### Stored records
-=-=-=-=-
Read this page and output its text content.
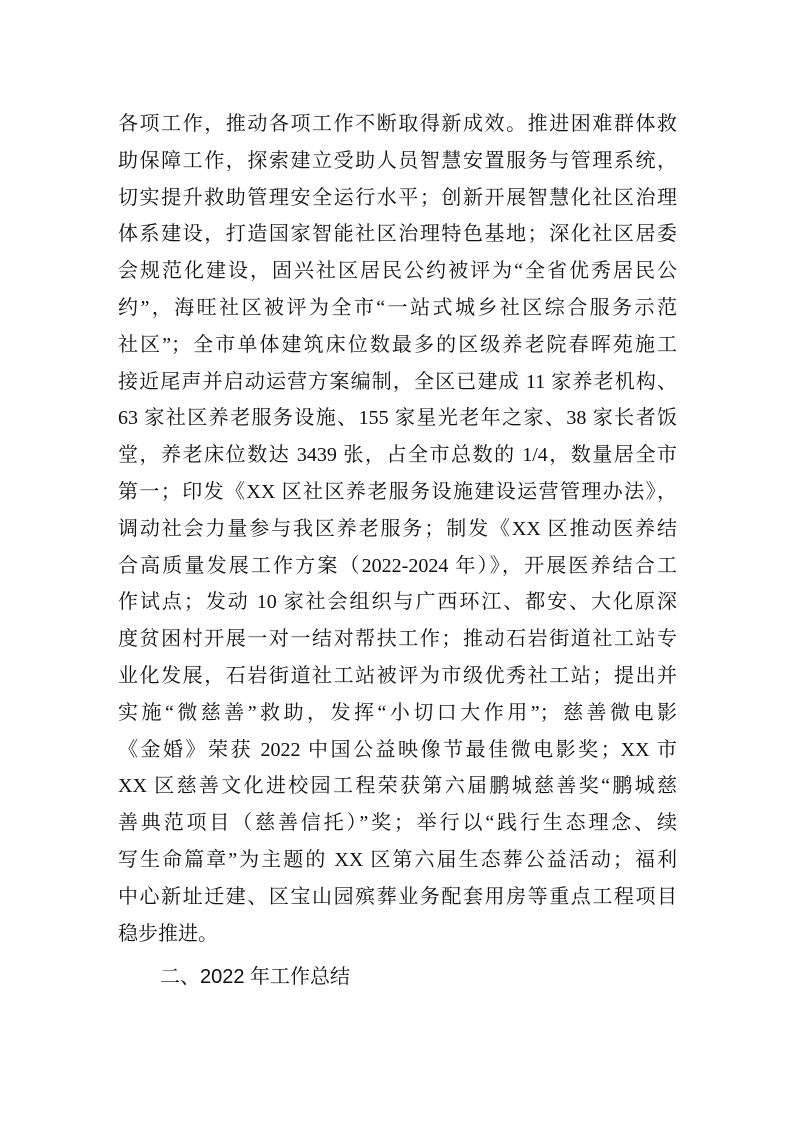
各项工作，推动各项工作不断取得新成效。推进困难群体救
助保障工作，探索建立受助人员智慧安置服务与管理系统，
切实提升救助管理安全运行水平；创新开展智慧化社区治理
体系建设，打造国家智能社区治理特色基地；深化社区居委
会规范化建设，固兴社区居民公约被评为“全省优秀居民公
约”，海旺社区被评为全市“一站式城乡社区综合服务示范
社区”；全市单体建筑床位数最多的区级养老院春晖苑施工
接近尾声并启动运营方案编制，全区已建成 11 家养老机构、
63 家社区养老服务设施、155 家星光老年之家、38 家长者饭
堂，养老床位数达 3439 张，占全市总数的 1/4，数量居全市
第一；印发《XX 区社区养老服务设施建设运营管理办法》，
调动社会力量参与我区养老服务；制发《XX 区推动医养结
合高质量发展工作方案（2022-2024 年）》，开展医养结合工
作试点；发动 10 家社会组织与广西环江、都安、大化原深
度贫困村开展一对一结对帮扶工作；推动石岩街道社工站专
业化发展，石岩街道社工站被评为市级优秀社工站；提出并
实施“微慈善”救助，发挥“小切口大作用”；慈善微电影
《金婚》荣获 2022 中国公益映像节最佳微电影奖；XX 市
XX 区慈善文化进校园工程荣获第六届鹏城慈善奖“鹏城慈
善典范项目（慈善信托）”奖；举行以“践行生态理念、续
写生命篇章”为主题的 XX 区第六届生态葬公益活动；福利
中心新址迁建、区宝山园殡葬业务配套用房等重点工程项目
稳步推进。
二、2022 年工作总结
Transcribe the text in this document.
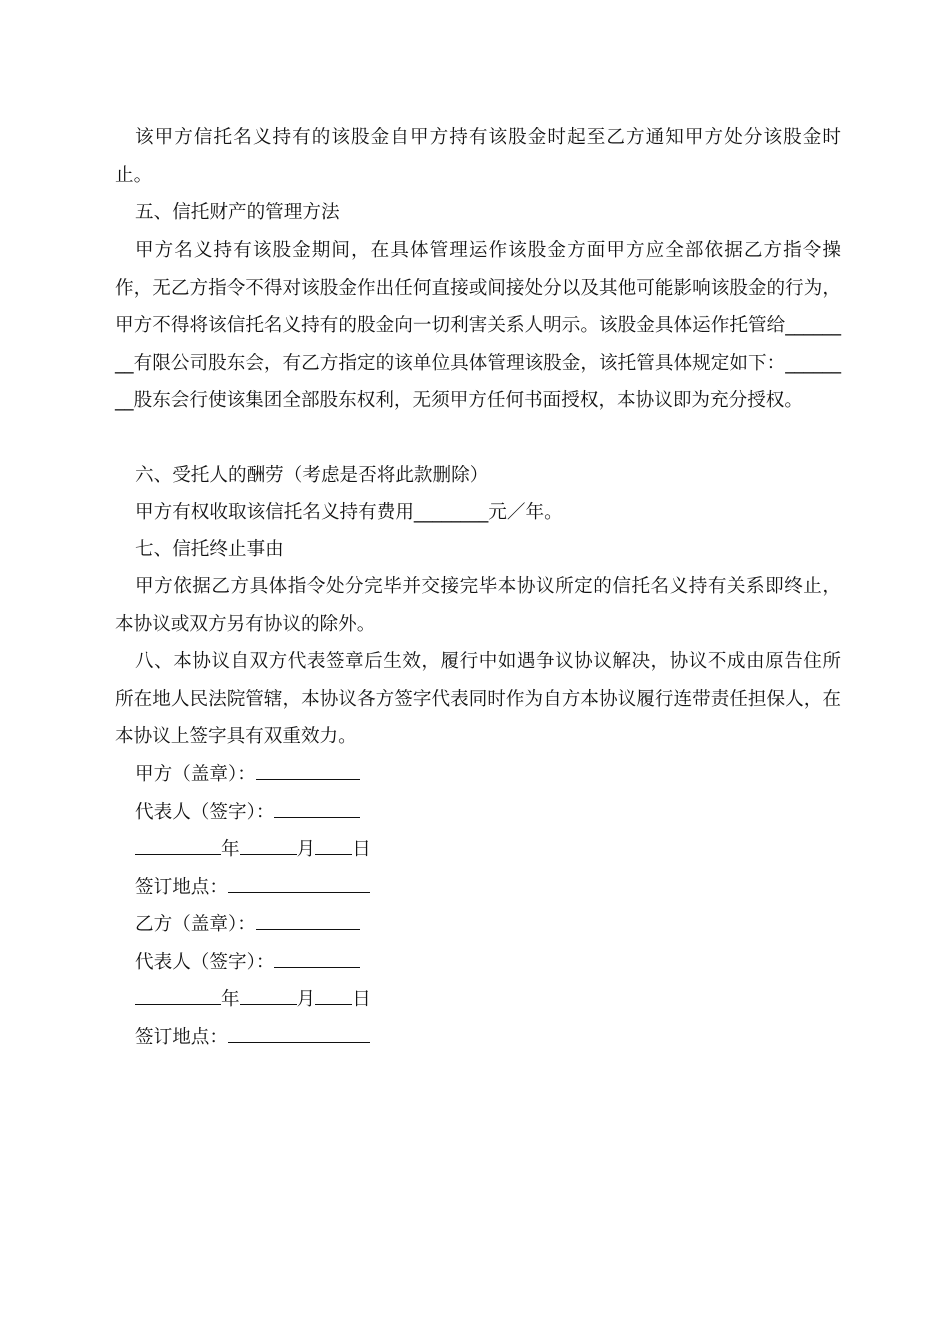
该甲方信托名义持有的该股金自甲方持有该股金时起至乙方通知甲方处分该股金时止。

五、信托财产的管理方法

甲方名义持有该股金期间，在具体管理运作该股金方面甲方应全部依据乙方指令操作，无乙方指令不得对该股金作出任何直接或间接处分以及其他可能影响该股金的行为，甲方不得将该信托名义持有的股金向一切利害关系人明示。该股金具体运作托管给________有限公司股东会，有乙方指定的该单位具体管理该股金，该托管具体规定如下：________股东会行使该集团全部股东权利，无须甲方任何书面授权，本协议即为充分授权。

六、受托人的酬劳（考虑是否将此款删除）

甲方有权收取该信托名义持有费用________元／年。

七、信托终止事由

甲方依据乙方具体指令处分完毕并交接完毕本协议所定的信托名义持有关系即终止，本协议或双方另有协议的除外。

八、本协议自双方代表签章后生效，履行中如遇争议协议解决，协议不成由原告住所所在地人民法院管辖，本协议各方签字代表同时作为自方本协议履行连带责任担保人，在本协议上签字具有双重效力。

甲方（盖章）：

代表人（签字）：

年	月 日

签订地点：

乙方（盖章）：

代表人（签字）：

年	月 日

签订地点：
-=-=-=-=-
### Prompt
Exclude the pictures, and transcribe all of the material exactly.

### Solution for this task
Read this page and output its text content.
各项工作，推动各项工作不断取得新成效。推进困难群体救
助保障工作，探索建立受助人员智慧安置服务与管理系统，
切实提升救助管理安全运行水平；创新开展智慧化社区治理
体系建设，打造国家智能社区治理特色基地；深化社区居委
会规范化建设，固兴社区居民公约被评为“全省优秀居民公
约”，海旺社区被评为全市“一站式城乡社区综合服务示范
社区”；全市单体建筑床位数最多的区级养老院春晖苑施工
接近尾声并启动运营方案编制，全区已建成 11 家养老机构、
63 家社区养老服务设施、155 家星光老年之家、38 家长者饭
堂，养老床位数达 3439 张，占全市总数的 1/4，数量居全市
第一；印发《XX 区社区养老服务设施建设运营管理办法》，
调动社会力量参与我区养老服务；制发《XX 区推动医养结
合高质量发展工作方案（2022-2024 年）》，开展医养结合工
作试点；发动 10 家社会组织与广西环江、都安、大化原深
度贫困村开展一对一结对帮扶工作；推动石岩街道社工站专
业化发展，石岩街道社工站被评为市级优秀社工站；提出并
实施“微慈善”救助，发挥“小切口大作用”；慈善微电影
《金婚》荣获 2022 中国公益映像节最佳微电影奖；XX 市
XX 区慈善文化进校园工程荣获第六届鹏城慈善奖“鹏城慈
善典范项目（慈善信托）”奖；举行以“践行生态理念、续
写生命篇章”为主题的 XX 区第六届生态葬公益活动；福利
中心新址迁建、区宝山园殡葬业务配套用房等重点工程项目
稳步推进。
二、2022 年工作总结
Transcribe the text in this document.
该甲方信托名义持有的该股金自甲方持有该股金时起至乙方通知甲方处分该股金时止。

五、信托财产的管理方法

甲方名义持有该股金期间，在具体管理运作该股金方面甲方应全部依据乙方指令操作，无乙方指令不得对该股金作出任何直接或间接处分以及其他可能影响该股金的行为，甲方不得将该信托名义持有的股金向一切利害关系人明示。该股金具体运作托管给________有限公司股东会，有乙方指定的该单位具体管理该股金，该托管具体规定如下：________股东会行使该集团全部股东权利，无须甲方任何书面授权，本协议即为充分授权。

六、受托人的酬劳（考虑是否将此款删除）

甲方有权收取该信托名义持有费用________元／年。

七、信托终止事由

甲方依据乙方具体指令处分完毕并交接完毕本协议所定的信托名义持有关系即终止，本协议或双方另有协议的除外。

八、本协议自双方代表签章后生效，履行中如遇争议协议解决，协议不成由原告住所所在地人民法院管辖，本协议各方签字代表同时作为自方本协议履行连带责任担保人，在本协议上签字具有双重效力。

甲方（盖章）：

代表人（签字）：

年	月 日

签订地点：

乙方（盖章）：

代表人（签字）：

年	月 日

签订地点：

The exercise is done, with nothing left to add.